Source records:
______________________________

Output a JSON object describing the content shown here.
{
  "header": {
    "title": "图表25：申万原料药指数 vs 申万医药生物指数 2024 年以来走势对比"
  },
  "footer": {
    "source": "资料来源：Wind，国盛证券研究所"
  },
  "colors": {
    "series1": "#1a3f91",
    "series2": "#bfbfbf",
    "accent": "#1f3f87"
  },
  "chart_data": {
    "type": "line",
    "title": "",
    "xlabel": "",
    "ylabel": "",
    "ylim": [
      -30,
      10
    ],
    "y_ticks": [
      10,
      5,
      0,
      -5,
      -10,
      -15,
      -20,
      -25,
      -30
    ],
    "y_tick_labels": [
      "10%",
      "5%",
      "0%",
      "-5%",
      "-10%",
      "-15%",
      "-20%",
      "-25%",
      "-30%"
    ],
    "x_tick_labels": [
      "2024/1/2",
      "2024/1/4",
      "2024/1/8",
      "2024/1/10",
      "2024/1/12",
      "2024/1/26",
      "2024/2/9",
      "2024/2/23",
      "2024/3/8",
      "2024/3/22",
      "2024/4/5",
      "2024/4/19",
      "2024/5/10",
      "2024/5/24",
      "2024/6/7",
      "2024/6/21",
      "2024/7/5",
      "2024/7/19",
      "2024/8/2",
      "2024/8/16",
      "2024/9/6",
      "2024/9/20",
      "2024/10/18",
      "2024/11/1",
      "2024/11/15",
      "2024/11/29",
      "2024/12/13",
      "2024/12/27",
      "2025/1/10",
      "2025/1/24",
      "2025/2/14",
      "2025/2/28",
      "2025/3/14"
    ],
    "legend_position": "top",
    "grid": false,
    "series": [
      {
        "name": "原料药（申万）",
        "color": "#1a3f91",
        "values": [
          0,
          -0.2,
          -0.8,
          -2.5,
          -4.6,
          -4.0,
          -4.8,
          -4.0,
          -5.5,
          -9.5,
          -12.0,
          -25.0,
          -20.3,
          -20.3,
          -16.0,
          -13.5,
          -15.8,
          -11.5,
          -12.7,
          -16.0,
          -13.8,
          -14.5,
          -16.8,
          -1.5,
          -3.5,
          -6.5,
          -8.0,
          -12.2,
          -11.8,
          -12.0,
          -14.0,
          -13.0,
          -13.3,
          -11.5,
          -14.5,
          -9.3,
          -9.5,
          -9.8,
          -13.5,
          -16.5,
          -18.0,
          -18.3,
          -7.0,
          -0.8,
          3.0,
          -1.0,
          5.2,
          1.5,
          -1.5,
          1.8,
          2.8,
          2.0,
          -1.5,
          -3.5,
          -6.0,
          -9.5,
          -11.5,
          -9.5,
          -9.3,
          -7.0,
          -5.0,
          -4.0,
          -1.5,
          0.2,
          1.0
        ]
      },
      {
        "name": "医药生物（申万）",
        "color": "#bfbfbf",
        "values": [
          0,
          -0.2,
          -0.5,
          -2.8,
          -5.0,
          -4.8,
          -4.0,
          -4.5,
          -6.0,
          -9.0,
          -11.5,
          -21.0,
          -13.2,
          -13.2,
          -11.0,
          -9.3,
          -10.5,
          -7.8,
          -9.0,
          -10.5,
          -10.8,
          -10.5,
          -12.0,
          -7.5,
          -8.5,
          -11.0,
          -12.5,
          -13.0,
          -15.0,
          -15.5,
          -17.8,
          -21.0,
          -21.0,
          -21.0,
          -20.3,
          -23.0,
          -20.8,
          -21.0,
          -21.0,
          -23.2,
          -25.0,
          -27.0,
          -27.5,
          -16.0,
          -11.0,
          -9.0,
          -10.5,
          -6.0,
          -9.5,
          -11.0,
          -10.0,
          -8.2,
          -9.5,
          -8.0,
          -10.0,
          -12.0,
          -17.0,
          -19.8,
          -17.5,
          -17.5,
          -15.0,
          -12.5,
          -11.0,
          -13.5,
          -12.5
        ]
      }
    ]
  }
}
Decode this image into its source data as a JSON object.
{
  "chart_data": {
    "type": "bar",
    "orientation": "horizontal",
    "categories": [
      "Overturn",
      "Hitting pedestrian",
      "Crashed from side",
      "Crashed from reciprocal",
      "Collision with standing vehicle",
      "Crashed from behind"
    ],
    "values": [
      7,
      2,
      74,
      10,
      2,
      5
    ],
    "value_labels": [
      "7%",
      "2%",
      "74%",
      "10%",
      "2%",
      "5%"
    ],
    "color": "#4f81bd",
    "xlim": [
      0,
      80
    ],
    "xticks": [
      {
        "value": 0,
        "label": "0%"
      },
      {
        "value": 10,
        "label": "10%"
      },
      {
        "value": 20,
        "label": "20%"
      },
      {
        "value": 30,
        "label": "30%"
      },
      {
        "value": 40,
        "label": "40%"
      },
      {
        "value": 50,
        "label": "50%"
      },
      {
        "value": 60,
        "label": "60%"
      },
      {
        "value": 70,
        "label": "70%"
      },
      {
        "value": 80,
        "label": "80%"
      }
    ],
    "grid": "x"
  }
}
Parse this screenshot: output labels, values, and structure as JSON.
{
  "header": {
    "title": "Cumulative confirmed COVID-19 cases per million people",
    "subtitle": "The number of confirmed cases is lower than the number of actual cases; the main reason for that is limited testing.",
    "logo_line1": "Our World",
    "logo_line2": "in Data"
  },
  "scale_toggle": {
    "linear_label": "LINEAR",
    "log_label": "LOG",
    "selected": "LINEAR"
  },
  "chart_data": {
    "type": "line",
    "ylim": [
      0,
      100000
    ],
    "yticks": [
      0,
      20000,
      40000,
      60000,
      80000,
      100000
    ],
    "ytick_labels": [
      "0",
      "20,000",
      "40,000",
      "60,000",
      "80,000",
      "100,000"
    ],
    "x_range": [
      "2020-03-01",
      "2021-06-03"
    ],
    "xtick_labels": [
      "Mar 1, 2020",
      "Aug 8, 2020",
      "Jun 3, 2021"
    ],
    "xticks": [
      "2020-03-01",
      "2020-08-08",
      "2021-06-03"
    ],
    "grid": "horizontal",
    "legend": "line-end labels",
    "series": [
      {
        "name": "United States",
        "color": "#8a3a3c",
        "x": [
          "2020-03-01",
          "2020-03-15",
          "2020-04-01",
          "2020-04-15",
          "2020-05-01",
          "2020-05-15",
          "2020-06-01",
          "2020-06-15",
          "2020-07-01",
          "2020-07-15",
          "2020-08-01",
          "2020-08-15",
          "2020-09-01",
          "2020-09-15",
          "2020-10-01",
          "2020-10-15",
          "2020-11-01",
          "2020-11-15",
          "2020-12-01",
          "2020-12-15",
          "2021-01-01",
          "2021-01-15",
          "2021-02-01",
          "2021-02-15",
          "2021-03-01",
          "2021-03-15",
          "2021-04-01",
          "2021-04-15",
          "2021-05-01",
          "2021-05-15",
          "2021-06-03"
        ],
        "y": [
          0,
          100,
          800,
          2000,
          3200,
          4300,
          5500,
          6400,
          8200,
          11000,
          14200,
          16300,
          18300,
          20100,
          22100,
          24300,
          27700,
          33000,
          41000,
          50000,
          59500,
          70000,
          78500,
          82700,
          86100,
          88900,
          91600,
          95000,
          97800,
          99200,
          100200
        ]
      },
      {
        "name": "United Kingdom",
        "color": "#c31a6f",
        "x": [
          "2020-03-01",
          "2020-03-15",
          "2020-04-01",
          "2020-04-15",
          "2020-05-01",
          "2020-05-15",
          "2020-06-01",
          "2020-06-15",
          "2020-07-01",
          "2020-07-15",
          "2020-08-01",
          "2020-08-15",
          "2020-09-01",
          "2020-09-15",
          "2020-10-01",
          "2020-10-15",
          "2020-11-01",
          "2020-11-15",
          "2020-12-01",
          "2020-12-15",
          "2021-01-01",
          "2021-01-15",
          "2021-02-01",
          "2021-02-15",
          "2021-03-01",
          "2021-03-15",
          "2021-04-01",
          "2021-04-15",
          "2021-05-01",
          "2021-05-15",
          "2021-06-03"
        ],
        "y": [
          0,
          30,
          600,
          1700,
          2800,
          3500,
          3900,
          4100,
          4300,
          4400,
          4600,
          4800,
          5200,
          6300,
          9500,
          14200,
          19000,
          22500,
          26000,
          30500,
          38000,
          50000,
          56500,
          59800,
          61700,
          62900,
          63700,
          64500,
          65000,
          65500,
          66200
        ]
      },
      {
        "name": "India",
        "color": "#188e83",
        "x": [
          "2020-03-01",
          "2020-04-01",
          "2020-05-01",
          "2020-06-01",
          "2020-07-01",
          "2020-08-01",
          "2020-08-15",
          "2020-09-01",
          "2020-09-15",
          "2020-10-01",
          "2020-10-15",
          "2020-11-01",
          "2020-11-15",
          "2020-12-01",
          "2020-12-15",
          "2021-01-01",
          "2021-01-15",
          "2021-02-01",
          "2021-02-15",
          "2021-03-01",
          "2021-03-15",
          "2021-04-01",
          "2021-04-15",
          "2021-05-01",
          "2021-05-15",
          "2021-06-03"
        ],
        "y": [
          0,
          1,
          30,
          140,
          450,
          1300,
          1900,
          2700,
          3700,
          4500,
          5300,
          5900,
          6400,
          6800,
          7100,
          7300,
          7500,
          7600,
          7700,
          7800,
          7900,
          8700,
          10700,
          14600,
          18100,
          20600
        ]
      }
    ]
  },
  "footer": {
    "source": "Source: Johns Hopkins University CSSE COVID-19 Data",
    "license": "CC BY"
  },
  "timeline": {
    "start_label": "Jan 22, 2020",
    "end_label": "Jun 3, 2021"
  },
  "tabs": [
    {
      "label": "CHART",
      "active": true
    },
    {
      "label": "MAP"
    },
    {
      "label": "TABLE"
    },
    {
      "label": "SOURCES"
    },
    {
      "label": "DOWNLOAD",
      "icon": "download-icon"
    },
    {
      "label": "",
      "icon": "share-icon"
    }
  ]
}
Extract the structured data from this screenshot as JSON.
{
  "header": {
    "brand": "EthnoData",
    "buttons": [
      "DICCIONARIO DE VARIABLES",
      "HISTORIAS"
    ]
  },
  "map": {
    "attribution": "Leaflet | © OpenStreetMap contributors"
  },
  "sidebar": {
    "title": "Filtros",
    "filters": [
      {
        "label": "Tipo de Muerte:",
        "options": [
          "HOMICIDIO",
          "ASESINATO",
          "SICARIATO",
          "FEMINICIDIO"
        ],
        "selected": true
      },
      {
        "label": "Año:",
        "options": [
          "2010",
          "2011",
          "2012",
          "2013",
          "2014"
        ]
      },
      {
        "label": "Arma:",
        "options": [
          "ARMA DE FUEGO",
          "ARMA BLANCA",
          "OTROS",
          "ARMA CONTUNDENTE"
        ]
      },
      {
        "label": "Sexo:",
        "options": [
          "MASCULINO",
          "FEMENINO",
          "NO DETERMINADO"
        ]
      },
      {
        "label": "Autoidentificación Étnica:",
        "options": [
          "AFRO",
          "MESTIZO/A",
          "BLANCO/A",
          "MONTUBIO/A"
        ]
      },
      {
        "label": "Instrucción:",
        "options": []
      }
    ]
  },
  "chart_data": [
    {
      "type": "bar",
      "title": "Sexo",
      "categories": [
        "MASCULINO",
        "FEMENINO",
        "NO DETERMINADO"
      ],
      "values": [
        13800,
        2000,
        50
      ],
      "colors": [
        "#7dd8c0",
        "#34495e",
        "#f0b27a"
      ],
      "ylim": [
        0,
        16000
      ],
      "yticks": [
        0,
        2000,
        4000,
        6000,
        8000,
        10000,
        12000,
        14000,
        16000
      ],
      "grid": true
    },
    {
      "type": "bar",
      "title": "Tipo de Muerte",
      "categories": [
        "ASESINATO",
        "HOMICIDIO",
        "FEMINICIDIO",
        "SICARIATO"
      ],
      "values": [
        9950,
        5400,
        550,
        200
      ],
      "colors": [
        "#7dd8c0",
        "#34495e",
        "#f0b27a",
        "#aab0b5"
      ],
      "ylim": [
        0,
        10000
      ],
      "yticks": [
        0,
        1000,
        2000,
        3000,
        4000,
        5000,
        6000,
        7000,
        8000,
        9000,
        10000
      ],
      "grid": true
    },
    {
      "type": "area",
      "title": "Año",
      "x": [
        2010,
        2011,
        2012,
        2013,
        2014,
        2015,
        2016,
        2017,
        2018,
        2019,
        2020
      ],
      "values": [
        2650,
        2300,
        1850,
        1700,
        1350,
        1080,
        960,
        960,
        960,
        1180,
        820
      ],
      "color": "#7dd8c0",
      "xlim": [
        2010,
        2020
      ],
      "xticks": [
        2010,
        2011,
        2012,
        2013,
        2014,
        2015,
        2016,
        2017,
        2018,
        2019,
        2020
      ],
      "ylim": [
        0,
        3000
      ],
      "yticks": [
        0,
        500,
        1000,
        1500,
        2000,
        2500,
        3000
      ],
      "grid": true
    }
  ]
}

______________________________

▸ TASK BRIEF: Look through the data and show every line containing "cases".

▸ EXERCISE OUTPUT:
    "title": "Cumulative confirmed COVID-19 cases per million people",
    "subtitle": "The number of confirmed cases is lower than the number of actual cases; the main reason for that is limited testing.",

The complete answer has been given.